Problem details:
Print the listing below in its entirety, character for character.

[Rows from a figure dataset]
_ _ _ _

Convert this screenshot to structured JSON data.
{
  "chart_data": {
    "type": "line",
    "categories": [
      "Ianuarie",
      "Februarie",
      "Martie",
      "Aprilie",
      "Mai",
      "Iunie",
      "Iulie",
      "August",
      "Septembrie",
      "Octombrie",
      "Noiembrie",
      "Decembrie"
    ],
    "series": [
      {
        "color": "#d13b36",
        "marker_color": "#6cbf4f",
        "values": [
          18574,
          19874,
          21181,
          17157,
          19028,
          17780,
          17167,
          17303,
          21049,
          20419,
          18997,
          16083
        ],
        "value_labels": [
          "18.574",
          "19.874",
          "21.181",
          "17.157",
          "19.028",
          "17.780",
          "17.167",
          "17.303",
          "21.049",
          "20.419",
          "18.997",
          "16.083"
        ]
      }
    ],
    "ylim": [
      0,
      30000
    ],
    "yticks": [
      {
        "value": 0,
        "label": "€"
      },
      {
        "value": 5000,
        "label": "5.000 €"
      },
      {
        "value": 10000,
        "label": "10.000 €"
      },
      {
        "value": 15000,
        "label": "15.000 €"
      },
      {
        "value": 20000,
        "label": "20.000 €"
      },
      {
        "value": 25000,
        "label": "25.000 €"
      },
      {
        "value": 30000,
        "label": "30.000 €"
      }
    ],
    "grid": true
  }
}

_ _ _ _

Reply to the exercise:
Convert this screenshot to structured JSON data.
{
  "chart_data": {
    "type": "line",
    "categories": [
      "Ianuarie",
      "Februarie",
      "Martie",
      "Aprilie",
      "Mai",
      "Iunie",
      "Iulie",
      "August",
      "Septembrie",
      "Octombrie",
      "Noiembrie",
      "Decembrie"
    ],
    "series": [
      {
        "color": "#d13b36",
        "marker_color": "#6cbf4f",
        "values": [
          18574,
          19874,
          21181,
          17157,
          19028,
          17780,
          17167,
          17303,
          21049,
          20419,
          18997,
          16083
        ],
        "value_labels": [
          "18.574",
          "19.874",
          "21.181",
          "17.157",
          "19.028",
          "17.780",
          "17.167",
          "17.303",
          "21.049",
          "20.419",
          "18.997",
          "16.083"
        ]
      }
    ],
    "ylim": [
      0,
      30000
    ],
    "yticks": [
      {
        "value": 0,
        "label": "€"
      },
      {
        "value": 5000,
        "label": "5.000 €"
      },
      {
        "value": 10000,
        "label": "10.000 €"
      },
      {
        "value": 15000,
        "label": "15.000 €"
      },
      {
        "value": 20000,
        "label": "20.000 €"
      },
      {
        "value": 25000,
        "label": "25.000 €"
      },
      {
        "value": 30000,
        "label": "30.000 €"
      }
    ],
    "grid": true
  }
}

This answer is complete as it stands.